AUFGABENSTELLUNG ▸ An welchem Tag droht Max Mosley laut dem Text über seinen Auftritt in Monaco die Abwahl, und in welchem Rahmen soll sie erfolgen?

TEXTAUSZUG ▸
Max Mosley meldet sich in Monaco zurück:
Erster Auftritt bei GP nach dem Sex-Skandal

Wurde auf Weg zum Büro von Fotografen umringt Besuch des FIA-Chefs soll Monaco-GP nicht trüben

Max Mosley meldet sich in Monaco zurück:
Erster Auftritt bei GP nach dem Sex-Skandal © Bild: AP/Bruno

Max Mosley, der wegen der Sex-Videoaffäre heftig in die Kritik geratene Präsident des Internationalen Automobilverbandes FIA, hat sich in Monaco kurz der Öffentlichkeit gezeigt. Umringt von Fotografen schritt der FIA-Chef zusammen mit einem FIA-Sprecher die Boxengasse entlang in sein Büro. Ihm folgten die Teamchefs der Formel-1-Rennställe.

Mosley tauchte damit erstmals seit Bekanntwerden des Videos, das ihn bei Sadomaso-Spielen mit fünf Prostituierten zeigt, wieder bei einem Formel-1-Grand-Prix auf. Dem 68-Jährigen droht am 3. Juni die Abwahl bei einer außerordentlichen Generalversammlung der FIA.

Datensätze aus einer Datenquelle ▸
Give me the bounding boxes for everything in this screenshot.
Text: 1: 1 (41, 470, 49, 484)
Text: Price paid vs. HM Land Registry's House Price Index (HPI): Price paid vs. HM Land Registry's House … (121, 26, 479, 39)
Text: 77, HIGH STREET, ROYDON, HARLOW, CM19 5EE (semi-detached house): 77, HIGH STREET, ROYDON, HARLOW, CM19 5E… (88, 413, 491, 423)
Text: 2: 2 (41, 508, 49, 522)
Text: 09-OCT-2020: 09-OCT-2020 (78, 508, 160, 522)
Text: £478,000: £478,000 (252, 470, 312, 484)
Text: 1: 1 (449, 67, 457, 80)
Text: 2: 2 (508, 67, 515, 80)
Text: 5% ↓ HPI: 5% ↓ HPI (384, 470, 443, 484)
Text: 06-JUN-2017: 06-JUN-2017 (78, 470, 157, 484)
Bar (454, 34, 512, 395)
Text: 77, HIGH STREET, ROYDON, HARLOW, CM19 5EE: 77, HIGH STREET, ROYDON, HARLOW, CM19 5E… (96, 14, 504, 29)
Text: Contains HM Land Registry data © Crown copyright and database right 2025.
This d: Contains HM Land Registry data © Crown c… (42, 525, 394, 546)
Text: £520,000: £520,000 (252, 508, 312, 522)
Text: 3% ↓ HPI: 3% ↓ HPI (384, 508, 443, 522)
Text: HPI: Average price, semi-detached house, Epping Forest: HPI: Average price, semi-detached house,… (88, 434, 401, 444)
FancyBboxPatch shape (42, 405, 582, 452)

MUSTERLÖSUNG ▸ Am 3. Juni, bei einer außerordentlichen Generalversammlung der FIA.